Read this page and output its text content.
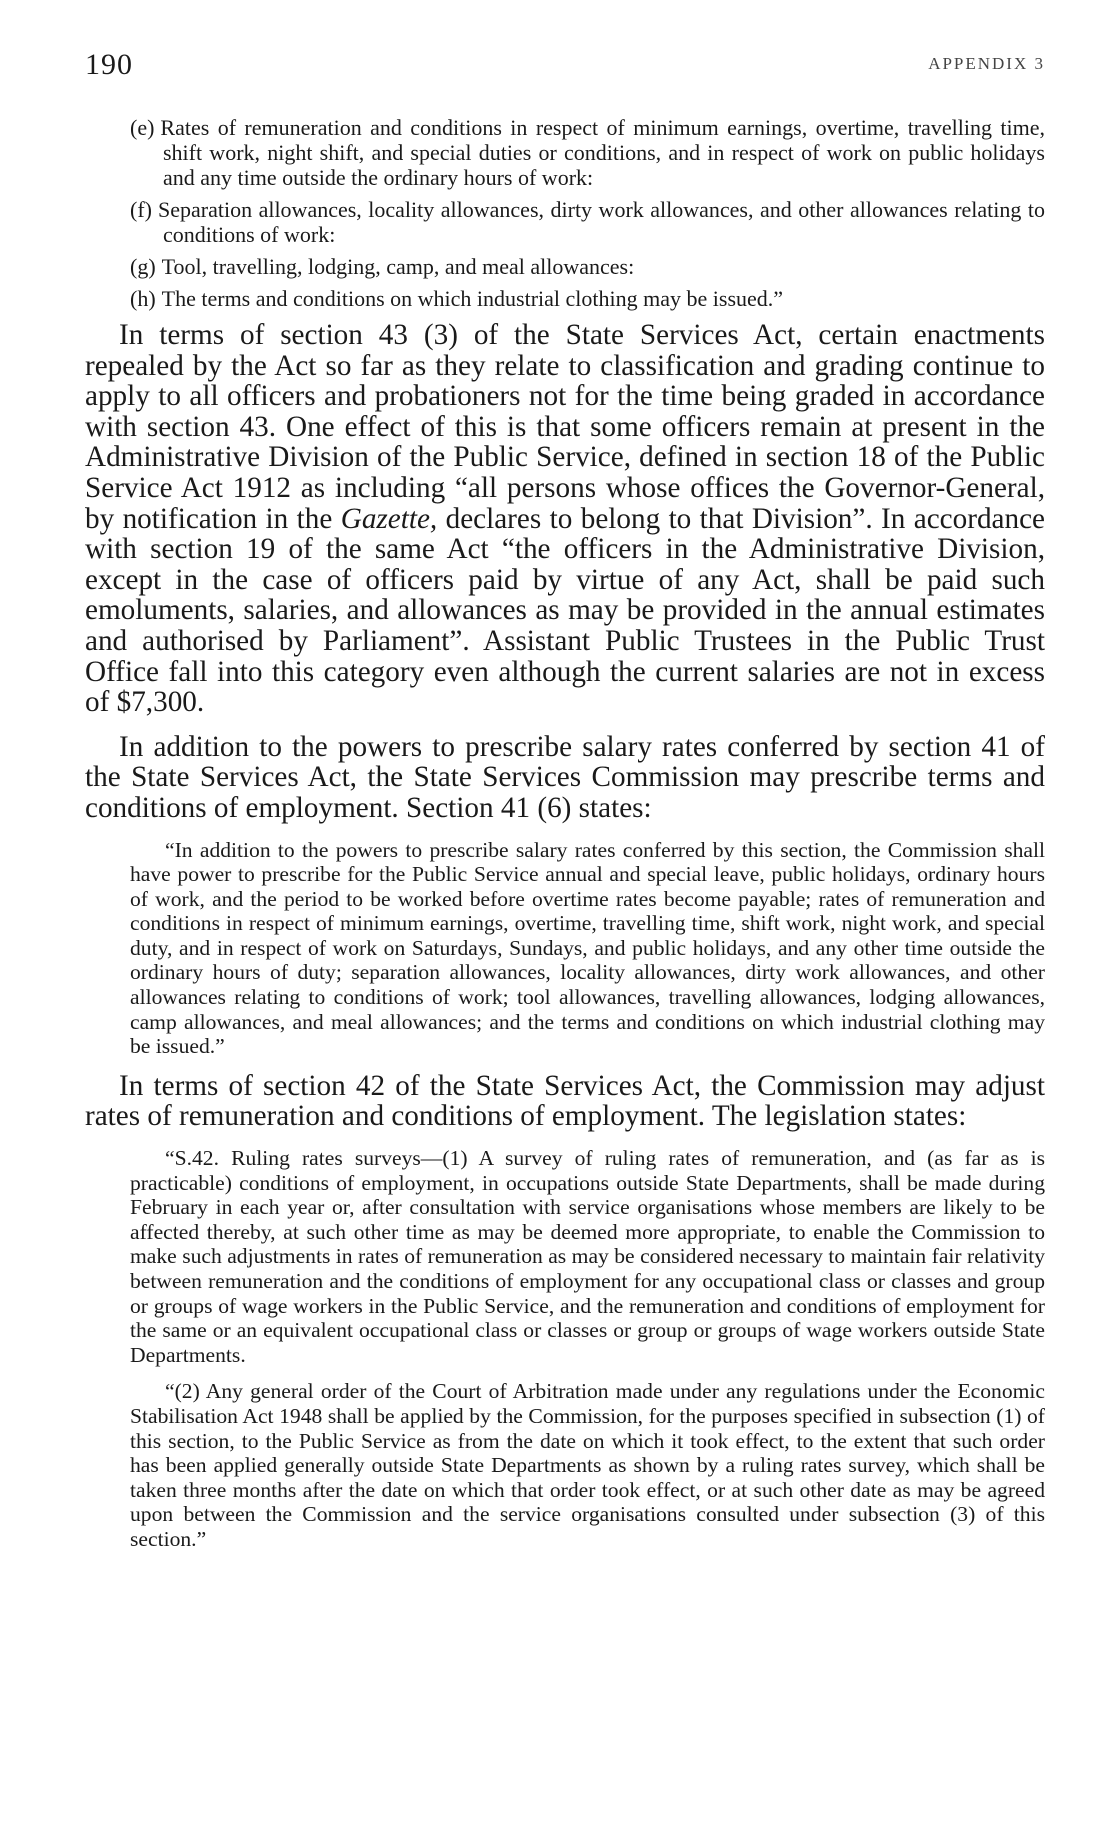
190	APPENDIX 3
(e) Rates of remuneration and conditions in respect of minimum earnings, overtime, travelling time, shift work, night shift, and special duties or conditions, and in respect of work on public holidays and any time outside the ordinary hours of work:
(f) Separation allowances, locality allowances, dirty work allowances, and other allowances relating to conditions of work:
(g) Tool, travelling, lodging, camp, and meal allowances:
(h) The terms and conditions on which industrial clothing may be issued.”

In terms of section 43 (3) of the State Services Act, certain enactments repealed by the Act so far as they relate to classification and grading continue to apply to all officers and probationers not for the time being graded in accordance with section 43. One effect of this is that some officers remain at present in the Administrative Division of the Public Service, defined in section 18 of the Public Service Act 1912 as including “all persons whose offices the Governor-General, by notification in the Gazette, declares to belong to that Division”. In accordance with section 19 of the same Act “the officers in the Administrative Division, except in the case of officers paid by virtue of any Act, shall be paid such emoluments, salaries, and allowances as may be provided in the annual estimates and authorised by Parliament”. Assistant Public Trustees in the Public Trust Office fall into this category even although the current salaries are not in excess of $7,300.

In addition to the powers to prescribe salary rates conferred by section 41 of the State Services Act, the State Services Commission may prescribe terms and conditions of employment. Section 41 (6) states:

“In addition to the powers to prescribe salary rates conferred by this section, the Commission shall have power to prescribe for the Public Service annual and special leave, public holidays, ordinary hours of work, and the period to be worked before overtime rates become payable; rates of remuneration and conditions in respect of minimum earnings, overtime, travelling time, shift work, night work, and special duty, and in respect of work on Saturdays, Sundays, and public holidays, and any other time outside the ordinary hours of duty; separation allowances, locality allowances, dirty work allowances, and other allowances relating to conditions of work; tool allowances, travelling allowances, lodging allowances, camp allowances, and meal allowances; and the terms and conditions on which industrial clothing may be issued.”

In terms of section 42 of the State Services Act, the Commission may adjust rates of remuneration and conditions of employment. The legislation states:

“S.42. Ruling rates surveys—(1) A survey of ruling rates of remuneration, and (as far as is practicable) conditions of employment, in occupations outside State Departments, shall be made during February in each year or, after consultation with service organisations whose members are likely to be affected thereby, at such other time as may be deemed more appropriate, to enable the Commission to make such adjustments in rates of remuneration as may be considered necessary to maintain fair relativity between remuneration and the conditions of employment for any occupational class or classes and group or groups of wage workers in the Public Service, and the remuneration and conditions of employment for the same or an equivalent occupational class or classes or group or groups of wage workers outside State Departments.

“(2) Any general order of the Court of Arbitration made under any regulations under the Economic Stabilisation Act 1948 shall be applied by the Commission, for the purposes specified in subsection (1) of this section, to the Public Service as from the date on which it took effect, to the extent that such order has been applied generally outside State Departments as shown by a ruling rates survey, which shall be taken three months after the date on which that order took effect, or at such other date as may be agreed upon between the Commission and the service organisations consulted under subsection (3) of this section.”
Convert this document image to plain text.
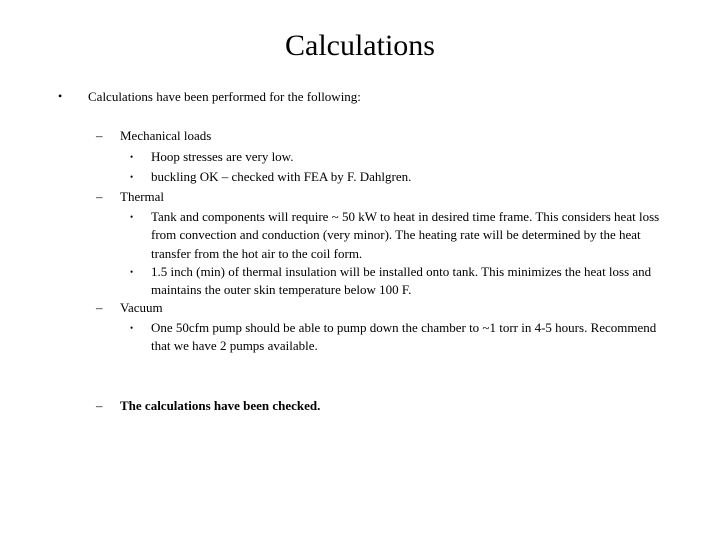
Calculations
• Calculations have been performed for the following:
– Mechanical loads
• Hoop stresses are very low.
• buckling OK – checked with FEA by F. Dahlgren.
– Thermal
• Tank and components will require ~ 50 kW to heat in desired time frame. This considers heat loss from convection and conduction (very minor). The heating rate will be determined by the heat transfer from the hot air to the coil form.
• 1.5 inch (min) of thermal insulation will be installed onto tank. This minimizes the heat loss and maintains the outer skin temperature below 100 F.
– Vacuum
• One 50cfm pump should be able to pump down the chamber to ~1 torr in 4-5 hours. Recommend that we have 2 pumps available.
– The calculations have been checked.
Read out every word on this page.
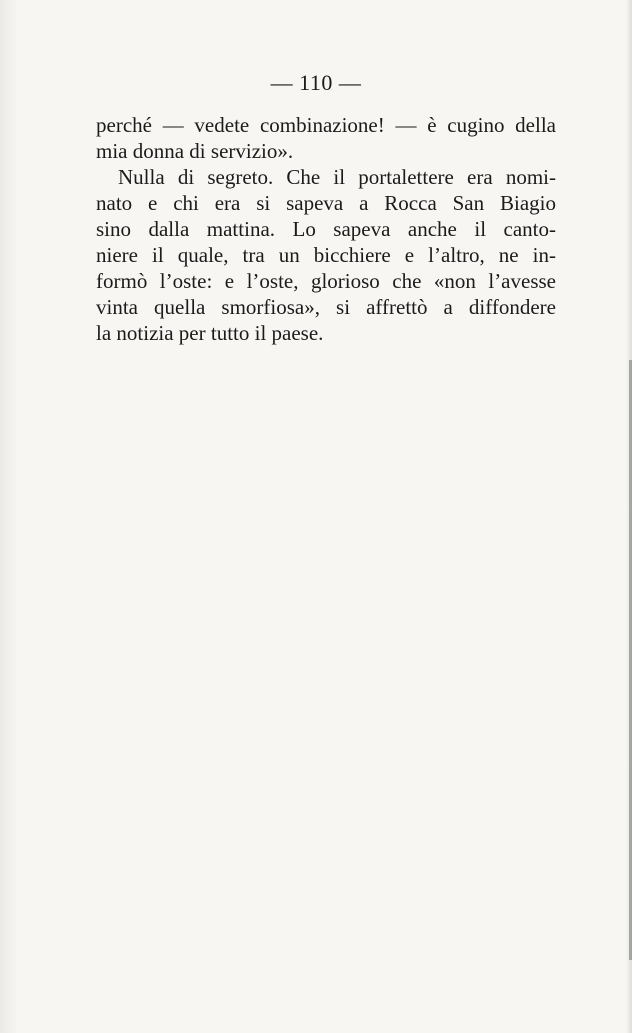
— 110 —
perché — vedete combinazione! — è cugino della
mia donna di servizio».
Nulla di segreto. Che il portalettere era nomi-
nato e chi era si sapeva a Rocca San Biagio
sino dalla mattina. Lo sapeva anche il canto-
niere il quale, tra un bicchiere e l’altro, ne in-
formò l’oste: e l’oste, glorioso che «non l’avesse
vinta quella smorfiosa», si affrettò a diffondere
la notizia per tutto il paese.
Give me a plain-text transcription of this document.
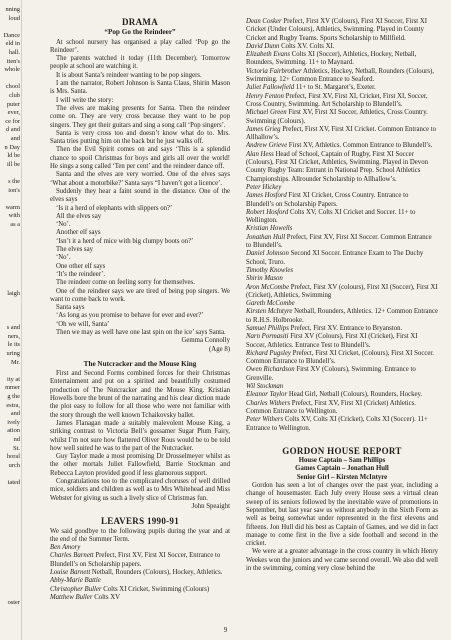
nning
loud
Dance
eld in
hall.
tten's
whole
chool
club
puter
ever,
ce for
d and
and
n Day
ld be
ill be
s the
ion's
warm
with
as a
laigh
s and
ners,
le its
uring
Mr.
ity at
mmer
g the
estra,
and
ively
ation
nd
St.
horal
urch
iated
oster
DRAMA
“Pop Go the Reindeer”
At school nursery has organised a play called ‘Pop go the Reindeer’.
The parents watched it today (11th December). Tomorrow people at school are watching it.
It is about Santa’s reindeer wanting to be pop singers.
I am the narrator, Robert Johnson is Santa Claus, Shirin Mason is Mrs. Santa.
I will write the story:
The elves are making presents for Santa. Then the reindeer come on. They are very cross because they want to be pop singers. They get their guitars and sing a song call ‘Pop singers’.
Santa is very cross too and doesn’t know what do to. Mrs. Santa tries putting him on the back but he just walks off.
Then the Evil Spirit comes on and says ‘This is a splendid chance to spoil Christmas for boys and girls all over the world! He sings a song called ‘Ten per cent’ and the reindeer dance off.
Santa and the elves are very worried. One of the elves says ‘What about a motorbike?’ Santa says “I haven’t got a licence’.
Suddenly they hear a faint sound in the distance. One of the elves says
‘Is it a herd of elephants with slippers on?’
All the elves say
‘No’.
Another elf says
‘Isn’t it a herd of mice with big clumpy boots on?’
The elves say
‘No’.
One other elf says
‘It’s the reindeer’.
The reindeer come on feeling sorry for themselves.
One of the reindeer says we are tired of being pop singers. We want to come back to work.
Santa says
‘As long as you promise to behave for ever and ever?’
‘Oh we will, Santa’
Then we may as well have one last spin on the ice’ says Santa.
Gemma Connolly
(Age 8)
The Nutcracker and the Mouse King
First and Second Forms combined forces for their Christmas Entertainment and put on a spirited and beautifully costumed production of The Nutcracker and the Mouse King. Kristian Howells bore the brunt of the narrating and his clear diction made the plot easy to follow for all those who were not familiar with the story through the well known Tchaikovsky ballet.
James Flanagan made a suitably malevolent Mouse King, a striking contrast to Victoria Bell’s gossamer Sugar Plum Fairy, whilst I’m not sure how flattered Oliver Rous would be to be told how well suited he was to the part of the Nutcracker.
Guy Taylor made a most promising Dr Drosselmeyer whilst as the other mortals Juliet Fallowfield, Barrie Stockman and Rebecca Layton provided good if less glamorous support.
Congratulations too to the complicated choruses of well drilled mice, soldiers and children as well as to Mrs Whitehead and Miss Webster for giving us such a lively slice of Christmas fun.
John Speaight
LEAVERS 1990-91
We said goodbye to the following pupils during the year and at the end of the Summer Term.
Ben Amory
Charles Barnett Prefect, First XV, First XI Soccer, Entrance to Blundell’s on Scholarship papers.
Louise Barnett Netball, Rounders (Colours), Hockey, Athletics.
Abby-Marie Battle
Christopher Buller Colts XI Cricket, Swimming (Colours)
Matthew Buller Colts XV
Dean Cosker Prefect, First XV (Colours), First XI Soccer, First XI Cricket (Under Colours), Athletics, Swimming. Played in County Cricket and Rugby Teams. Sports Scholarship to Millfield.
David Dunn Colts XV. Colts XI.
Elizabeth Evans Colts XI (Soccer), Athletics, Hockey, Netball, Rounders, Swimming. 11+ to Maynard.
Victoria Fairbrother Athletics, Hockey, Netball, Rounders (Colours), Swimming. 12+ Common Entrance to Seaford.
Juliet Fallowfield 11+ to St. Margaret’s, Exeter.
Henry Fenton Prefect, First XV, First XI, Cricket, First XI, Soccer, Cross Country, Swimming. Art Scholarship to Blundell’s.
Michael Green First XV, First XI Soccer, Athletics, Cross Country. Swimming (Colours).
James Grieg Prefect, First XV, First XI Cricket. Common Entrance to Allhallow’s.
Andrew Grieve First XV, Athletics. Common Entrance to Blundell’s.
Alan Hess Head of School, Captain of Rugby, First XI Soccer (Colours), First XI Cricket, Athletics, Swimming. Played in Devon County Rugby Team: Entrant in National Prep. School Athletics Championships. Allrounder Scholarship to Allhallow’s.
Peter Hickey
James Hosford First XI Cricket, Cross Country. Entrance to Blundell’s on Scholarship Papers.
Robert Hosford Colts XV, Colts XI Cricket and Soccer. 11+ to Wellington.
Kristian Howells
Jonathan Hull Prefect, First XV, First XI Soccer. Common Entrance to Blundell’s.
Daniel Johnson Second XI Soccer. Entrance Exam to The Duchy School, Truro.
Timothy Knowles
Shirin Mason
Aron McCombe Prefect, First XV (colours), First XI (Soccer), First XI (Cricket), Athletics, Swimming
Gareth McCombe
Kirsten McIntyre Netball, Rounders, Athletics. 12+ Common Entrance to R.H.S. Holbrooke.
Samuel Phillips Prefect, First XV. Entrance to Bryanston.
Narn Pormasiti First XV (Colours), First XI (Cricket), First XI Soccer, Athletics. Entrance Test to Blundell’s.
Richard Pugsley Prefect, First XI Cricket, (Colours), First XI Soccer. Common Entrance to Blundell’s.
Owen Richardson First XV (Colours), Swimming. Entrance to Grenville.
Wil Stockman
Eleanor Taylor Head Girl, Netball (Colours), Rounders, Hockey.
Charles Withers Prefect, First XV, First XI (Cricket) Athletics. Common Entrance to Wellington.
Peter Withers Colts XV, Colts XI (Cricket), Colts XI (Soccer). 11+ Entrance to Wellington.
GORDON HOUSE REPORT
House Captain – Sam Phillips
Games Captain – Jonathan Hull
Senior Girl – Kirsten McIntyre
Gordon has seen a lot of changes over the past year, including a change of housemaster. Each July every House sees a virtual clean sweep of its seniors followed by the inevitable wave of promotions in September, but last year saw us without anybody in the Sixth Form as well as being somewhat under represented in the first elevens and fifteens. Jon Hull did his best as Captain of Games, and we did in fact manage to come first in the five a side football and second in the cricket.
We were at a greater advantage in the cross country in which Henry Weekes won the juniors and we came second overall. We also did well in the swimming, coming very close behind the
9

--*--

● The task:
Copy each line of the entries that includes the word "Prefect".

● Task response:
Charles Barnett Prefect, First XV, First XI Soccer, Entrance to Blundell’s on Scholarship papers.
Dean Cosker Prefect, First XV (Colours), First XI Soccer, First XI Cricket (Under Colours), Athletics, Swimming. Played in County Cricket and Rugby Teams. Sports Scholarship to Millfield.
Henry Fenton Prefect, First XV, First XI, Cricket, First XI, Soccer, Cross Country, Swimming. Art Scholarship to Blundell’s.
James Grieg Prefect, First XV, First XI Cricket. Common Entrance to Allhallow’s.
Jonathan Hull Prefect, First XV, First XI Soccer. Common Entrance to Blundell’s.
Aron McCombe Prefect, First XV (colours), First XI (Soccer), First XI (Cricket), Athletics, Swimming
Samuel Phillips Prefect, First XV. Entrance to Bryanston.
Richard Pugsley Prefect, First XI Cricket, (Colours), First XI Soccer. Common Entrance to Blundell’s.
Charles Withers Prefect, First XV, First XI (Cricket) Athletics. Common Entrance to Wellington.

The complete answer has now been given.